(Extracted data entries)
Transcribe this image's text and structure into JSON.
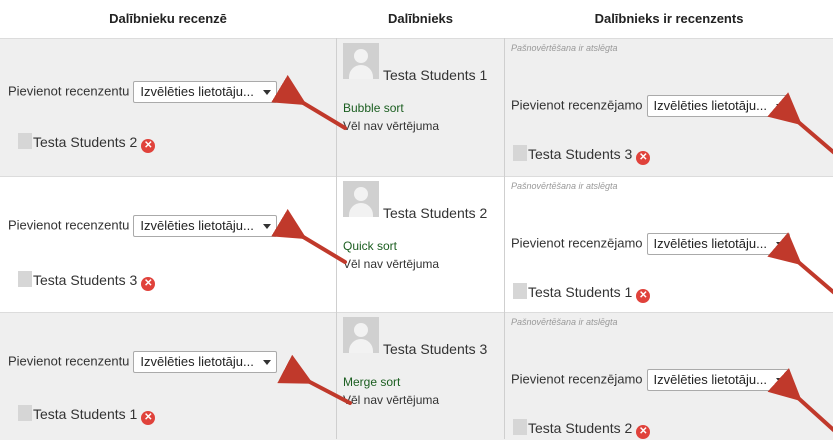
{
  "headers": {
    "peer_review": "Dalībnieku recenzē",
    "participant": "Dalībnieks",
    "participant_reviewer": "Dalībnieks ir recenzents"
  },
  "rows": [
    {
      "add_reviewer_label": "Pievienot recenzentu",
      "reviewer_select": "Izvēlēties lietotāju...",
      "reviewer": "Testa Students 2",
      "participant": "Testa Students 1",
      "submission": "Bubble sort",
      "status": "Vēl nav vērtējuma",
      "self_assessment_note": "Pašnovērtēšana ir atslēgta",
      "add_reviewee_label": "Pievienot recenzējamo",
      "reviewee_select": "Izvēlēties lietotāju...",
      "reviewee": "Testa Students 3"
    },
    {
      "add_reviewer_label": "Pievienot recenzentu",
      "reviewer_select": "Izvēlēties lietotāju...",
      "reviewer": "Testa Students 3",
      "participant": "Testa Students 2",
      "submission": "Quick sort",
      "status": "Vēl nav vērtējuma",
      "self_assessment_note": "Pašnovērtēšana ir atslēgta",
      "add_reviewee_label": "Pievienot recenzējamo",
      "reviewee_select": "Izvēlēties lietotāju...",
      "reviewee": "Testa Students 1"
    },
    {
      "add_reviewer_label": "Pievienot recenzentu",
      "reviewer_select": "Izvēlēties lietotāju...",
      "reviewer": "Testa Students 1",
      "participant": "Testa Students 3",
      "submission": "Merge sort",
      "status": "Vēl nav vērtējuma",
      "self_assessment_note": "Pašnovērtēšana ir atslēgta",
      "add_reviewee_label": "Pievienot recenzējamo",
      "reviewee_select": "Izvēlēties lietotāju...",
      "reviewee": "Testa Students 2"
    }
  ],
  "icons": {
    "remove": "remove-icon",
    "avatar": "user-avatar-icon",
    "annotation": "red-arrow-annotation"
  },
  "colors": {
    "row_bg": "#efefef",
    "submission_link": "#1b5e20",
    "remove_icon": "#e0423b",
    "arrow": "#c0392b"
  }
}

* Problem to solve
Restate the records above in full, word for word. Keep pictures out.

* Task result
Transcribe this image's text and structure into JSON.
{
  "headers": {
    "peer_review": "Dalībnieku recenzē",
    "participant": "Dalībnieks",
    "participant_reviewer": "Dalībnieks ir recenzents"
  },
  "rows": [
    {
      "add_reviewer_label": "Pievienot recenzentu",
      "reviewer_select": "Izvēlēties lietotāju...",
      "reviewer": "Testa Students 2",
      "participant": "Testa Students 1",
      "submission": "Bubble sort",
      "status": "Vēl nav vērtējuma",
      "self_assessment_note": "Pašnovērtēšana ir atslēgta",
      "add_reviewee_label": "Pievienot recenzējamo",
      "reviewee_select": "Izvēlēties lietotāju...",
      "reviewee": "Testa Students 3"
    },
    {
      "add_reviewer_label": "Pievienot recenzentu",
      "reviewer_select": "Izvēlēties lietotāju...",
      "reviewer": "Testa Students 3",
      "participant": "Testa Students 2",
      "submission": "Quick sort",
      "status": "Vēl nav vērtējuma",
      "self_assessment_note": "Pašnovērtēšana ir atslēgta",
      "add_reviewee_label": "Pievienot recenzējamo",
      "reviewee_select": "Izvēlēties lietotāju...",
      "reviewee": "Testa Students 1"
    },
    {
      "add_reviewer_label": "Pievienot recenzentu",
      "reviewer_select": "Izvēlēties lietotāju...",
      "reviewer": "Testa Students 1",
      "participant": "Testa Students 3",
      "submission": "Merge sort",
      "status": "Vēl nav vērtējuma",
      "self_assessment_note": "Pašnovērtēšana ir atslēgta",
      "add_reviewee_label": "Pievienot recenzējamo",
      "reviewee_select": "Izvēlēties lietotāju...",
      "reviewee": "Testa Students 2"
    }
  ],
  "icons": {
    "remove": "remove-icon",
    "avatar": "user-avatar-icon",
    "annotation": "red-arrow-annotation"
  },
  "colors": {
    "row_bg": "#efefef",
    "submission_link": "#1b5e20",
    "remove_icon": "#e0423b",
    "arrow": "#c0392b"
  }
}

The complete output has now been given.